Figure content listings
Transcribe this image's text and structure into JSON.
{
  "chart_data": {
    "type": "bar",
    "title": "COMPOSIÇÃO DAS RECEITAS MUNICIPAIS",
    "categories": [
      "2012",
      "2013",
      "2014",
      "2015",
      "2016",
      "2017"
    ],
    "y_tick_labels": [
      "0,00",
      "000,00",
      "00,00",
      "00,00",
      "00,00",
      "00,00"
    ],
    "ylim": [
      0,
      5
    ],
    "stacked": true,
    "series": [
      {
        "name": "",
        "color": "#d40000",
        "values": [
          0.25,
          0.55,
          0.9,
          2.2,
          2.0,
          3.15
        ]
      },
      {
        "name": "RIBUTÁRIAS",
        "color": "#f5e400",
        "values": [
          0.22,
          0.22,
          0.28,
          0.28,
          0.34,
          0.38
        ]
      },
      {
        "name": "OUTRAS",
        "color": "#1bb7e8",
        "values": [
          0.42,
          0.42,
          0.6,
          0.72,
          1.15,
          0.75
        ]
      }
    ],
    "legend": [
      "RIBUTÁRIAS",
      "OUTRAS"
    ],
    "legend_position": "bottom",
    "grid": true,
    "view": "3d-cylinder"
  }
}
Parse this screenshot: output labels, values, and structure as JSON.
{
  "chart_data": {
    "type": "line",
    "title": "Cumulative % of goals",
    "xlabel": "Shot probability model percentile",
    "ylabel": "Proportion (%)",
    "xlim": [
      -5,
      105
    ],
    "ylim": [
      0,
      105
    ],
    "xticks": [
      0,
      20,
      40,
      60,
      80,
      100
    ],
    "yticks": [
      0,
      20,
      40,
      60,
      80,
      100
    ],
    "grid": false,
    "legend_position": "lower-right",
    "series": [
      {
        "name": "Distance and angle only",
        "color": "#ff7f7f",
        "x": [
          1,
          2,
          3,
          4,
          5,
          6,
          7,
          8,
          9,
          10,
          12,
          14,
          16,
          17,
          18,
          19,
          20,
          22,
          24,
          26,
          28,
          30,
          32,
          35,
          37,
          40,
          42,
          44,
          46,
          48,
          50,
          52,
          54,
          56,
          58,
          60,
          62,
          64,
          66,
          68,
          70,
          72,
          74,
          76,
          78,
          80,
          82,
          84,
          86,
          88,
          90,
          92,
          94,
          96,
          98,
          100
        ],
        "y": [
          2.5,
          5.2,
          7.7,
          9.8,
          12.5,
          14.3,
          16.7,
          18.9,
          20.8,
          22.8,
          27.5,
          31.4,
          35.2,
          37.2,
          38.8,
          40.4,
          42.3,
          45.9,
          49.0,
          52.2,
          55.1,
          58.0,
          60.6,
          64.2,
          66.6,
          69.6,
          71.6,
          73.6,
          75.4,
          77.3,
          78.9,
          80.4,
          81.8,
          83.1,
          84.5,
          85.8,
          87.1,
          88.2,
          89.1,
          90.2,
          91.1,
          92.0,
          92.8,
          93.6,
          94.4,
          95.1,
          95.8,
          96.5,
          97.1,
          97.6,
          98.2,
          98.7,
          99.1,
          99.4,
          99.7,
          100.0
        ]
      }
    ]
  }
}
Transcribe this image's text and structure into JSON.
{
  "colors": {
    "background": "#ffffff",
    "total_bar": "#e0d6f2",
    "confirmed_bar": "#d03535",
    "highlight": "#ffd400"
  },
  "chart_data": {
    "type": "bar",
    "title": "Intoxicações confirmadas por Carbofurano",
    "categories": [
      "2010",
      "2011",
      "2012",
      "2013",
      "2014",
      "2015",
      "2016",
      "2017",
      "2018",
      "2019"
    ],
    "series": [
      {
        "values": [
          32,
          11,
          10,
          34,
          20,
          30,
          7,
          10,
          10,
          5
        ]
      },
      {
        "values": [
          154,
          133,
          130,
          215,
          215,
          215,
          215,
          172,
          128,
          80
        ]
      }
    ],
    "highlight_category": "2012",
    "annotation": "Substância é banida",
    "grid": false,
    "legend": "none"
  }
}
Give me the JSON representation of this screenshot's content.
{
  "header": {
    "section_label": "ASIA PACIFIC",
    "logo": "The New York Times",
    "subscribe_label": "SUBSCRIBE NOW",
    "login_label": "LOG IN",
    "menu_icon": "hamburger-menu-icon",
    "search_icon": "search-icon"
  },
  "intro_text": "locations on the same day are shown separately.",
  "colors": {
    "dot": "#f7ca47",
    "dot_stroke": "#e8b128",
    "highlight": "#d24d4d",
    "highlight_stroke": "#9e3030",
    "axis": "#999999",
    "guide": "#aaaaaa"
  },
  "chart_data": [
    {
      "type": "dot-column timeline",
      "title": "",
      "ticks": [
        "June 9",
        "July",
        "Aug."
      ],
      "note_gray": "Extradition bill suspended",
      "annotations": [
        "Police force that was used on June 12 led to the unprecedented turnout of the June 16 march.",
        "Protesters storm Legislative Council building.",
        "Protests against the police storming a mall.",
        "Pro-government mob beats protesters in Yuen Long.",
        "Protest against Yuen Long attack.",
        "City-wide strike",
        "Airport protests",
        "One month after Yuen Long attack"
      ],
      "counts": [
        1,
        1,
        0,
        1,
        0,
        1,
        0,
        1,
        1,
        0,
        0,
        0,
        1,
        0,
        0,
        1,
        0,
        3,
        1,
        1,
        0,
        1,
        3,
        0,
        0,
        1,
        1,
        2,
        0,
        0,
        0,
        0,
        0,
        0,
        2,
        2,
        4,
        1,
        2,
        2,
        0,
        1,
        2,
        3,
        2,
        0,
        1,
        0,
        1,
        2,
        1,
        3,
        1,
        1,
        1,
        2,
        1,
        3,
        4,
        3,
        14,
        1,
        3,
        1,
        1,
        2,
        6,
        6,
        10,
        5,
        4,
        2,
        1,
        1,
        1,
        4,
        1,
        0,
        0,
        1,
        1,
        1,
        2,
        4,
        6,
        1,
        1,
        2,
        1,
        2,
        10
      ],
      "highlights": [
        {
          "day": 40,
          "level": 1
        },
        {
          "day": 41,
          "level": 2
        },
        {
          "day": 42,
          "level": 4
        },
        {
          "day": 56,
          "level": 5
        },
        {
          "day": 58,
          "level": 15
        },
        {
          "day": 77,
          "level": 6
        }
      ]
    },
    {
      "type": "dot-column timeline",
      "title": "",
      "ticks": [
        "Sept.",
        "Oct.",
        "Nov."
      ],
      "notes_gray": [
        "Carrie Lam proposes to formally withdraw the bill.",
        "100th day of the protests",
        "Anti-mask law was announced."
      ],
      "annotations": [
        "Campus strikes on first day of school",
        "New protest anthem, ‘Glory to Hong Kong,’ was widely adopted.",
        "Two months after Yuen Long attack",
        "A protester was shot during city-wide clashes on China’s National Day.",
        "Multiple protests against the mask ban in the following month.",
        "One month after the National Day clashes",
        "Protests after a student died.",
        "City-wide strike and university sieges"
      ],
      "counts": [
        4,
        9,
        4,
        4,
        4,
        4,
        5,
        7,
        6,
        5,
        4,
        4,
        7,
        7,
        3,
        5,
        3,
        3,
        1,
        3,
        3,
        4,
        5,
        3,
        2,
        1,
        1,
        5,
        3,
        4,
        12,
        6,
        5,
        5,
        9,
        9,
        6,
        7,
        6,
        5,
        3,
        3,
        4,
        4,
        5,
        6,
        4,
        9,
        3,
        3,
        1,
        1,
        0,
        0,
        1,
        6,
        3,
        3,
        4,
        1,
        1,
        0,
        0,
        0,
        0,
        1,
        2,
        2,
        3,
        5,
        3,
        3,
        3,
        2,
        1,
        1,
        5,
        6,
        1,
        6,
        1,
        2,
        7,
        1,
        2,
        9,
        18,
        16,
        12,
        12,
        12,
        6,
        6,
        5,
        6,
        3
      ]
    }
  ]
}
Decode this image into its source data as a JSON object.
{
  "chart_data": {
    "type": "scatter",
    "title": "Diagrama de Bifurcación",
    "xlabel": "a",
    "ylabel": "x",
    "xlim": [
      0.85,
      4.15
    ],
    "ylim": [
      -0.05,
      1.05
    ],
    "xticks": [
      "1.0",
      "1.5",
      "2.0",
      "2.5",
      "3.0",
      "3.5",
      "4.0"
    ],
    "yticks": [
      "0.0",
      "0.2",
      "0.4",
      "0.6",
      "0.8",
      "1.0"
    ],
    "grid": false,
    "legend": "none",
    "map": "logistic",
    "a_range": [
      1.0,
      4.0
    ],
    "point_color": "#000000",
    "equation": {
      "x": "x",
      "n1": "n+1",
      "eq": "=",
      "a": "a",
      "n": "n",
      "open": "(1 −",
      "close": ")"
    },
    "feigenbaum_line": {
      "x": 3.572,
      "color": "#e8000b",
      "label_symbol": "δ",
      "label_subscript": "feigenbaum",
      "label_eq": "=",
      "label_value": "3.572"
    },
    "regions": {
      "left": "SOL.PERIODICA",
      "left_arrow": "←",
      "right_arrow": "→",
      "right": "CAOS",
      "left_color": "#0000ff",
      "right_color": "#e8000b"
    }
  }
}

Problem details
Which lines above contain the word "screenshot"? Copy each of them.

Task output
Parse this screenshot: output labels, values, and structure as JSON.
Give me the JSON representation of this screenshot's content.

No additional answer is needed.